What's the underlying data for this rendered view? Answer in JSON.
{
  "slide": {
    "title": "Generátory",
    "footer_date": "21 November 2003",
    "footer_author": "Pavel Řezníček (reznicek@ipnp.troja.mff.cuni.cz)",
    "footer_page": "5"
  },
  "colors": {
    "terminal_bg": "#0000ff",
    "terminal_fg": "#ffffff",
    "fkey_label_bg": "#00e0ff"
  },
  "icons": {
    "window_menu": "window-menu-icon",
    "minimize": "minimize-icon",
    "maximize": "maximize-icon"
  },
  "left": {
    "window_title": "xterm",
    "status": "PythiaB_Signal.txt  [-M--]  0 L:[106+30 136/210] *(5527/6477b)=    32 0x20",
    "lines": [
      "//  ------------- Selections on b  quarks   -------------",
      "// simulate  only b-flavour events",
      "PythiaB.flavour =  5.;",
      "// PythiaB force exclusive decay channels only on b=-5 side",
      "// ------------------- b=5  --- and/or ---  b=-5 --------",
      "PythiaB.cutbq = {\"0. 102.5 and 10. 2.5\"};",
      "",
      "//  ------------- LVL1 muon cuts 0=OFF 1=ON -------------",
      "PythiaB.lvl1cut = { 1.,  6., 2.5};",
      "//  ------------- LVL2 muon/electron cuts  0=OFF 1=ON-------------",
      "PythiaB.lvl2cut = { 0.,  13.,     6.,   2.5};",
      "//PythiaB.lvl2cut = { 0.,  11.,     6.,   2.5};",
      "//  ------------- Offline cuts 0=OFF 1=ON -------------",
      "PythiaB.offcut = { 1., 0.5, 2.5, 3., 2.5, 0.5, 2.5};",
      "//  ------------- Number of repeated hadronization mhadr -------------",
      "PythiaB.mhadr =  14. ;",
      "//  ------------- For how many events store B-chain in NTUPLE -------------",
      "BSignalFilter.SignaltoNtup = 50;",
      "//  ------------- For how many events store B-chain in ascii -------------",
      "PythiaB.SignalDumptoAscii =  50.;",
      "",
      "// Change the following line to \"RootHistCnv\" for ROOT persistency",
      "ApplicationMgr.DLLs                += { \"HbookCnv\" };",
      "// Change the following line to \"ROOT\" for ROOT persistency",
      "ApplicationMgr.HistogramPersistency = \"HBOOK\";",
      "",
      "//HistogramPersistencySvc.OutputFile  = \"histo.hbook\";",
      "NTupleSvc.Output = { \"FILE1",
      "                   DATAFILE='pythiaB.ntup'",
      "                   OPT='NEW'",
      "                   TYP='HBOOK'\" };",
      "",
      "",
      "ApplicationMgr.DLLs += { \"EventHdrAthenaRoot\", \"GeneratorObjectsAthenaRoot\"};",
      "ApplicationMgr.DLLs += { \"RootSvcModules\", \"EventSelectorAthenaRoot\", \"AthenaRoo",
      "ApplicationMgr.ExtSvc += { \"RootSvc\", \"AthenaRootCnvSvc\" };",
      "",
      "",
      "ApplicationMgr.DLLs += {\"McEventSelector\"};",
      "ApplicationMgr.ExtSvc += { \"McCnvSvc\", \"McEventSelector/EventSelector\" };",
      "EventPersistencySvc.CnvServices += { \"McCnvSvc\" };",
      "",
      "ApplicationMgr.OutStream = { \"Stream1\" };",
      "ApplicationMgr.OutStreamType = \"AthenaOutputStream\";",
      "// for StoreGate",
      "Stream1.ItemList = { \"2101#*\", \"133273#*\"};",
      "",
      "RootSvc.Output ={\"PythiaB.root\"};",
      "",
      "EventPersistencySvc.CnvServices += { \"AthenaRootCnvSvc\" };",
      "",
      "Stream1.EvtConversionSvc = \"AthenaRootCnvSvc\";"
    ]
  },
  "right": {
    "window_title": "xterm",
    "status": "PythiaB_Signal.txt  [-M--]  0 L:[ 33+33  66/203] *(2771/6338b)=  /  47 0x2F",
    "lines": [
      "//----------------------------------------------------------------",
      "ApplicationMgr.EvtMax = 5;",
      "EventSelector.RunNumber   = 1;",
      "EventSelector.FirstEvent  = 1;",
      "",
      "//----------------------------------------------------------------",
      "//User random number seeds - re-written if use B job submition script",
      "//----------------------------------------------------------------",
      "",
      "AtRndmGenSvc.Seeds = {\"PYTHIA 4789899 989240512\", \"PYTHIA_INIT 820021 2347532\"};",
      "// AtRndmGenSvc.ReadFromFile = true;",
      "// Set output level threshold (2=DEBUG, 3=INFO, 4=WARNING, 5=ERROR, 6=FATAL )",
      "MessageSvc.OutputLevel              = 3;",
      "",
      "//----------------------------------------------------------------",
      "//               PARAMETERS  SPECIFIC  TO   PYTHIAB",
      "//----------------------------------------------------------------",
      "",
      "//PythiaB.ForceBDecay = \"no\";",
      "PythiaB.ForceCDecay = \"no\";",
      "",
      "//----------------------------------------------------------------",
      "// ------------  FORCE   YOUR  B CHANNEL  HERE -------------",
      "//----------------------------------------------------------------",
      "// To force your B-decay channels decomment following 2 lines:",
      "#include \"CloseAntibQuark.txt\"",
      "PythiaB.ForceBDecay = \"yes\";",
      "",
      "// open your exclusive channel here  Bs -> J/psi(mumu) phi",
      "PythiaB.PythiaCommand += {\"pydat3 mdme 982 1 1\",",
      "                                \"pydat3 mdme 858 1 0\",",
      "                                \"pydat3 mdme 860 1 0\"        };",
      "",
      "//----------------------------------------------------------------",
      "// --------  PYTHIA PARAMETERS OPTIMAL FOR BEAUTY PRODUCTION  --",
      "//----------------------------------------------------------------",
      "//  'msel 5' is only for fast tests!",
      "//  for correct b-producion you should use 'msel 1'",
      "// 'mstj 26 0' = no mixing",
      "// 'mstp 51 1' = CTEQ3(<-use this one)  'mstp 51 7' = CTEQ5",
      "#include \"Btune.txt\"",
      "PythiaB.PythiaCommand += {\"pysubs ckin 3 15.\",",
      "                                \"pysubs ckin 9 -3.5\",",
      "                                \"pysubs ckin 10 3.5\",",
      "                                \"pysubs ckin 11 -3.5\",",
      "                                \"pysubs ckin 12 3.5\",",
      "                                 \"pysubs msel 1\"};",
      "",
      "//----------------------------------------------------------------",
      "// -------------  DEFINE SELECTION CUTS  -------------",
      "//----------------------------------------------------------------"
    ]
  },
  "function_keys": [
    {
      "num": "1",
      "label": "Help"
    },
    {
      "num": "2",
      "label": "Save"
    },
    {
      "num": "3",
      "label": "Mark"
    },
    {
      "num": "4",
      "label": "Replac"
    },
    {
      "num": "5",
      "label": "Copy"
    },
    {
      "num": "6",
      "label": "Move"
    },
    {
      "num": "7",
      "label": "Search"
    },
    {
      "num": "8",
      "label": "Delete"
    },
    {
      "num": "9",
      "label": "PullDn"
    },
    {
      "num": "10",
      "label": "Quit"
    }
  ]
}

* **Work to do**
Find the lines containing "mdme" and list every one of them.

* **Result**
      "PythiaB.PythiaCommand += {\"pydat3 mdme 982 1 1\",",
      "                                \"pydat3 mdme 858 1 0\",",
      "                                \"pydat3 mdme 860 1 0\"        };",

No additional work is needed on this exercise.